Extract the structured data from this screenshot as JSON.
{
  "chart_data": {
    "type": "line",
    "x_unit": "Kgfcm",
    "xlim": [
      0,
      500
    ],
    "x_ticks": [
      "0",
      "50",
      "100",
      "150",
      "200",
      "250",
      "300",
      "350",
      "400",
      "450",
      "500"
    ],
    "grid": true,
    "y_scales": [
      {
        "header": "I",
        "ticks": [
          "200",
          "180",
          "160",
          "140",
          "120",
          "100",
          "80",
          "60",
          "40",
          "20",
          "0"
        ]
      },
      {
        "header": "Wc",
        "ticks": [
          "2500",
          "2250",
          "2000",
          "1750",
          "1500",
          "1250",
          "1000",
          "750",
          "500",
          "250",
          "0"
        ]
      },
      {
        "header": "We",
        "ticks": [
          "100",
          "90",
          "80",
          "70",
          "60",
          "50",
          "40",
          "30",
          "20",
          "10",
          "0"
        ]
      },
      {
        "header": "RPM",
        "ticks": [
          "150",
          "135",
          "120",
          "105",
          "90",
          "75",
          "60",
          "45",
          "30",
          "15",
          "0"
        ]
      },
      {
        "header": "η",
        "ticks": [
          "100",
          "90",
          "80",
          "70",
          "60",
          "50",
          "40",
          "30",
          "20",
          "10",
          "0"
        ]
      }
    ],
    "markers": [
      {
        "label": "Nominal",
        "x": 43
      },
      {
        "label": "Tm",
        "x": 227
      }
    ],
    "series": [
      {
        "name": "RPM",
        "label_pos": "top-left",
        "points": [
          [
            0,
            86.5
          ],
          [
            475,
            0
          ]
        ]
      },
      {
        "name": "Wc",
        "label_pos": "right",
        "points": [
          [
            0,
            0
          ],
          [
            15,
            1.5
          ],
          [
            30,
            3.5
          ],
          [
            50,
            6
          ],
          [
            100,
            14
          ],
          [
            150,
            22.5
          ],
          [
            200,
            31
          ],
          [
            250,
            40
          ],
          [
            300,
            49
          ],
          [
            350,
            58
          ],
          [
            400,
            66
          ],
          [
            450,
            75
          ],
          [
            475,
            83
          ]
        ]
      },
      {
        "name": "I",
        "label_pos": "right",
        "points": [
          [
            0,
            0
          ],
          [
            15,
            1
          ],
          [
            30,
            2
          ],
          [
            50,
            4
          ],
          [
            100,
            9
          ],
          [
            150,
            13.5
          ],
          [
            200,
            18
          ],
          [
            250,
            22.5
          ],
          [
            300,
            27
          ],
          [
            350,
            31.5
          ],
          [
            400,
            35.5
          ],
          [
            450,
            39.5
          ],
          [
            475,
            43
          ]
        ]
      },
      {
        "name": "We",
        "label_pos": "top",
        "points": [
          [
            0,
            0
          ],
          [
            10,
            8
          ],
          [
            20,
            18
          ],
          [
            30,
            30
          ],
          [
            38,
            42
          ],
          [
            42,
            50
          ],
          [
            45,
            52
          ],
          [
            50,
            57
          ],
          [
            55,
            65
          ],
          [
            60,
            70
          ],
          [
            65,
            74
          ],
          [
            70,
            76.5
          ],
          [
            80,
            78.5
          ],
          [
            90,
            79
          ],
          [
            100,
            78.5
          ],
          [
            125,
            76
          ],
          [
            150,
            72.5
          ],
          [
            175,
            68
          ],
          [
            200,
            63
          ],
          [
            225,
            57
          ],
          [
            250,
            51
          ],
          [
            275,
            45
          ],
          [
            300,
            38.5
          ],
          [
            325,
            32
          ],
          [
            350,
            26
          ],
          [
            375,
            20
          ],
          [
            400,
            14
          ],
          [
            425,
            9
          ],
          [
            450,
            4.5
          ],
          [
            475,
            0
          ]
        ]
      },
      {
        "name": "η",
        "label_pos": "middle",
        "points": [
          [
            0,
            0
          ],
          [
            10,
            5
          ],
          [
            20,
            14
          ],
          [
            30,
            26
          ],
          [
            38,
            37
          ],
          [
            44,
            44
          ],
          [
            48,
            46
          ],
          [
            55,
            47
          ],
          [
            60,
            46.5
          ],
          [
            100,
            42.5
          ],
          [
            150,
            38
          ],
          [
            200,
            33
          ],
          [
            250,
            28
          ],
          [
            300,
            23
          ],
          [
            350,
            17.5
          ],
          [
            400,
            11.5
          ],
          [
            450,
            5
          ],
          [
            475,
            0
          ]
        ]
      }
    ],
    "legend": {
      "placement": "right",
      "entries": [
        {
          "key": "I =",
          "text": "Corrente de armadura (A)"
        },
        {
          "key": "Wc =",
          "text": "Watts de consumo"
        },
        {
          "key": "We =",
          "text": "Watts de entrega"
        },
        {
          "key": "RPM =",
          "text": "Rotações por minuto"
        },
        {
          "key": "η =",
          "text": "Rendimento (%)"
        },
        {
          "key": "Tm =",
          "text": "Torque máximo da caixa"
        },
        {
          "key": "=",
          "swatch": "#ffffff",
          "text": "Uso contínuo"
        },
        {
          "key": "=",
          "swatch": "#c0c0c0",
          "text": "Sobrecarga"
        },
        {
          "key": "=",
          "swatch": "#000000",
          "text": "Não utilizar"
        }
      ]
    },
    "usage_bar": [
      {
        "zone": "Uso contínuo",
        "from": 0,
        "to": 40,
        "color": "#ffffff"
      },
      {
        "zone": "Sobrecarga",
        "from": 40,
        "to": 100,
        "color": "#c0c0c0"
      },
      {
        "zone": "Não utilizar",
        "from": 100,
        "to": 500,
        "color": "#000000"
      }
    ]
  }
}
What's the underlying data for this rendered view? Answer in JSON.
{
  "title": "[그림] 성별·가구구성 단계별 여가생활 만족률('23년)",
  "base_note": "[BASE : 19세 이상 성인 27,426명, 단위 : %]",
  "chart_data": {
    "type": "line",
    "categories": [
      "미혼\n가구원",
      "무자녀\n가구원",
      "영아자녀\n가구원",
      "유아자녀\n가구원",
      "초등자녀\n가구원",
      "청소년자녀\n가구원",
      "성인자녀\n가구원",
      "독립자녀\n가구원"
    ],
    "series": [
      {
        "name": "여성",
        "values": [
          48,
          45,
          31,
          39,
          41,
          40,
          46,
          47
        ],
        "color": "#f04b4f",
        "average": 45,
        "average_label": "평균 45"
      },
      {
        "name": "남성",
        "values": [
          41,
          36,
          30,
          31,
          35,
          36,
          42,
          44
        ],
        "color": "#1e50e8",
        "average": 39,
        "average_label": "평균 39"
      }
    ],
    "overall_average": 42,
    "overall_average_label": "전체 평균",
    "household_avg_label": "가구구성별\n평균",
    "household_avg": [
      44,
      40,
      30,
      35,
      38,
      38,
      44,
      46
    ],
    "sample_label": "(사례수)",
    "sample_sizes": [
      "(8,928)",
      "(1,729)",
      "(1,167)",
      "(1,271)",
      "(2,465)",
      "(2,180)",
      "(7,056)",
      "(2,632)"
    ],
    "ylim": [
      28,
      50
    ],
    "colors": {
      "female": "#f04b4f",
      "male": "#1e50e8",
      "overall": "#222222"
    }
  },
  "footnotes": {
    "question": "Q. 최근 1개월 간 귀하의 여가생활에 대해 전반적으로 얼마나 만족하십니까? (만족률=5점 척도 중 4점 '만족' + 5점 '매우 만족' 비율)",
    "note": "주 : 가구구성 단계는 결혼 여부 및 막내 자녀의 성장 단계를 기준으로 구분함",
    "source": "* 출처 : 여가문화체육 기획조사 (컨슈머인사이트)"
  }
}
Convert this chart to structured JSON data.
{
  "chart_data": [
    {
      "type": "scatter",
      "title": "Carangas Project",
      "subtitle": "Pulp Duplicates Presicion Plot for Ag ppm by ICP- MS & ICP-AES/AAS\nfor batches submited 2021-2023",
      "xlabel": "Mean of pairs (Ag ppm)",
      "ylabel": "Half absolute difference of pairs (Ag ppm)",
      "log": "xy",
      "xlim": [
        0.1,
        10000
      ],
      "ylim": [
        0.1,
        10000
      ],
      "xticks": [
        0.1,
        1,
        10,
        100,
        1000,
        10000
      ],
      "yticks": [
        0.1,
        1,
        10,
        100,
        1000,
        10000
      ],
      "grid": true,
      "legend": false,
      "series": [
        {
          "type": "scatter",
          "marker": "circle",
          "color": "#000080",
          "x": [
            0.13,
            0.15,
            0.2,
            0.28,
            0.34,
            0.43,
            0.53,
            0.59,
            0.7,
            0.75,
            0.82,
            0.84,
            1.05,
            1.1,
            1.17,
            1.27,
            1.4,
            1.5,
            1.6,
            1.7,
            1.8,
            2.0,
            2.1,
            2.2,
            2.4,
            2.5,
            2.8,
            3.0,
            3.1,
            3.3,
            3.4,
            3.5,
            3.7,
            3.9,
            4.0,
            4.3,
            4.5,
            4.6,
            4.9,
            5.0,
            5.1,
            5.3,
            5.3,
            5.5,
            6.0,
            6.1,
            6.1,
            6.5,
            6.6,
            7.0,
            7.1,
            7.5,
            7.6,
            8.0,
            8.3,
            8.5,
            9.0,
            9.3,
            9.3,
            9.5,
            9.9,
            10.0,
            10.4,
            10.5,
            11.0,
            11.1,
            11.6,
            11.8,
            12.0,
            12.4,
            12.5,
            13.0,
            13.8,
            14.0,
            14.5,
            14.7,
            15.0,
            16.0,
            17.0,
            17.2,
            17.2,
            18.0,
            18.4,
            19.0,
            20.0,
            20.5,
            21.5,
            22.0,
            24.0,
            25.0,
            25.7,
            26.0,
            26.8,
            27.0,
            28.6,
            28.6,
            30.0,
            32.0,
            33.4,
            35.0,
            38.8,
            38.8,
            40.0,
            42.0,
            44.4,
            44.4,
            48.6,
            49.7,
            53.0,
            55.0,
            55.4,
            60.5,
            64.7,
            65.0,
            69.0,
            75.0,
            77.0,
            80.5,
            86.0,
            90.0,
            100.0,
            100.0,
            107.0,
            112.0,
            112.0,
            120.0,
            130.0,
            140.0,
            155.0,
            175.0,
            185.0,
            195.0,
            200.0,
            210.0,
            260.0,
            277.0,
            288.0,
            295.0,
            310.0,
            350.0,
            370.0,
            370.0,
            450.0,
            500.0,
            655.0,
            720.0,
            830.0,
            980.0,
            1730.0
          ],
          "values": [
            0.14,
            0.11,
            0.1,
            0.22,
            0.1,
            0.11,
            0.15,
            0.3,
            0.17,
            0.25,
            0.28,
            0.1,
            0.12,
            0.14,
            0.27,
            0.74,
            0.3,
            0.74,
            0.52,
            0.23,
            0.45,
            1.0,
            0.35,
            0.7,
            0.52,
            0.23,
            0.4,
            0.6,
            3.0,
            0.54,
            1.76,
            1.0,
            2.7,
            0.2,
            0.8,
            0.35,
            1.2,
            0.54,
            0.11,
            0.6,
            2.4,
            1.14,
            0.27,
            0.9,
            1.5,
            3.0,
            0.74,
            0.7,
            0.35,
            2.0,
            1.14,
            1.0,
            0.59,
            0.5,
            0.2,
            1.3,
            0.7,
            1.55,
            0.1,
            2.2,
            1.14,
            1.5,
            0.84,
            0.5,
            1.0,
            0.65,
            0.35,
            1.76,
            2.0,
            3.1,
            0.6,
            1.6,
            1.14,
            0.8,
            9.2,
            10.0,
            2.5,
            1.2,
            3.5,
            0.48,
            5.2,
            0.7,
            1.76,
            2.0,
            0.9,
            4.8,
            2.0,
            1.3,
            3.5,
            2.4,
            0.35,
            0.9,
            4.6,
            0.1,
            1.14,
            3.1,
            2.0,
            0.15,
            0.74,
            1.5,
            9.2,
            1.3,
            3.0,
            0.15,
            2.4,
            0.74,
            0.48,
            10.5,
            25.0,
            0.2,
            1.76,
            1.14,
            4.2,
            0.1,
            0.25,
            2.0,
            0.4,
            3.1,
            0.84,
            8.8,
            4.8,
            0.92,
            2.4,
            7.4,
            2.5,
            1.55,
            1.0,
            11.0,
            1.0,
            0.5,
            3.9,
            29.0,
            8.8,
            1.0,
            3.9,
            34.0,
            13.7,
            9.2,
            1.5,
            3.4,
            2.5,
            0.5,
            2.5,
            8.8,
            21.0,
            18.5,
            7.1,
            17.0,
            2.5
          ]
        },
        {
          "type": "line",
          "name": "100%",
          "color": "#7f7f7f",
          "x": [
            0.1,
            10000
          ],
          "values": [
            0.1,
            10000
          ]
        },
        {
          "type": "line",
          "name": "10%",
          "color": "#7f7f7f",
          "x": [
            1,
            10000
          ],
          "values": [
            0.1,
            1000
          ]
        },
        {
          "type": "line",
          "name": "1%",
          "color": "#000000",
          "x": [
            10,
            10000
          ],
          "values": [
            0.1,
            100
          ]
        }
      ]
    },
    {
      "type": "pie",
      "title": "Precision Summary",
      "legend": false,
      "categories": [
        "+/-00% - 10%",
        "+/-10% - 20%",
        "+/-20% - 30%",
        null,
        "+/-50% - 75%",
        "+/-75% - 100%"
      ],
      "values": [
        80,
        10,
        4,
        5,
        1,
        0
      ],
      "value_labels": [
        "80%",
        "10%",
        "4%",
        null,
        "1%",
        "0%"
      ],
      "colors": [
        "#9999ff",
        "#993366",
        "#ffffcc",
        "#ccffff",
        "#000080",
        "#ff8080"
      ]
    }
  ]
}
--------------------
▸ **SET EXERCISE**
Looking at the records above, report how many lines contain the word "utilizar". Answer with the number only.

▸ **WORKED ANSWER**
2